WHAT YOU HAVE TO DO >>
Wherever the word "title" appears in a line, copy that line.
▬▬▬▬▬▬
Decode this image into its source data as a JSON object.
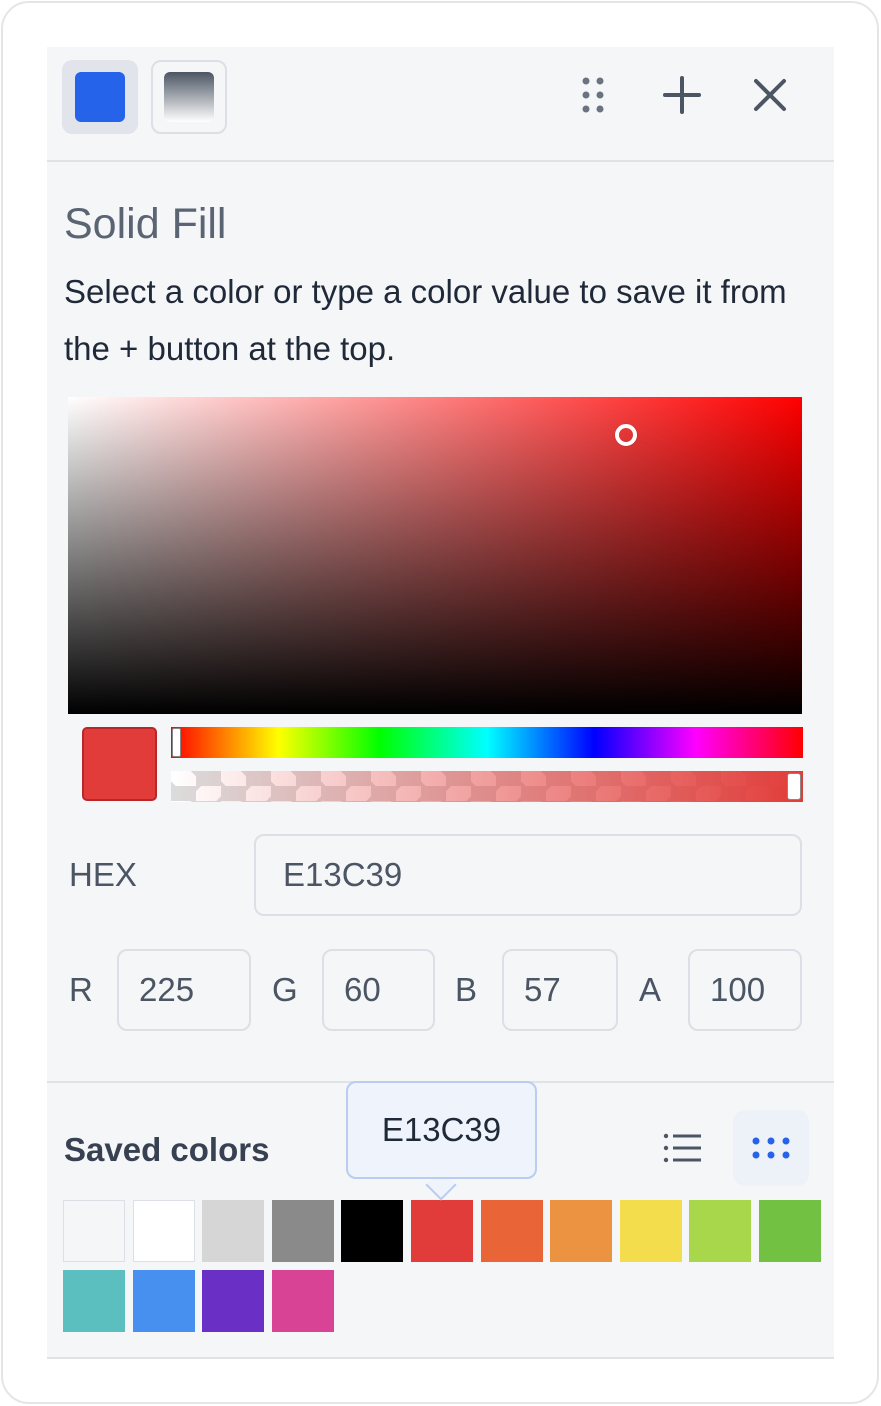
{
  "toolbar": {
    "modes": [
      {
        "name": "solid",
        "color": "#2563eb"
      },
      {
        "name": "gradient"
      }
    ],
    "icons": [
      "drag-handle-icon",
      "plus-icon",
      "close-icon"
    ]
  },
  "picker": {
    "title": "Solid Fill",
    "description": "Select a color or type a color value to save it from the + button at the top.",
    "hue_color": "#ff0000",
    "saturation": 0.76,
    "brightness": 0.88,
    "hue": 0,
    "alpha": 1.0,
    "current_color": "#E13C39",
    "hex_label": "HEX",
    "hex_value": "E13C39",
    "r_label": "R",
    "r_value": "225",
    "g_label": "G",
    "g_value": "60",
    "b_label": "B",
    "b_value": "57",
    "a_label": "A",
    "a_value": "100"
  },
  "saved": {
    "title": "Saved colors",
    "tooltip": "E13C39",
    "colors": [
      "#f5f6f8",
      "#ffffff",
      "#d6d6d6",
      "#8a8a8a",
      "#000000",
      "#e13c39",
      "#e96437",
      "#eb9340",
      "#f3dd4c",
      "#a8d74b",
      "#72c142",
      "#5bbfbf",
      "#4790f0",
      "#6a2fc4",
      "#d84396"
    ]
  }
}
▬▬▬▬▬▬
EXERCISE OUTPUT >>
    "title": "Solid Fill",
    "title": "Saved colors",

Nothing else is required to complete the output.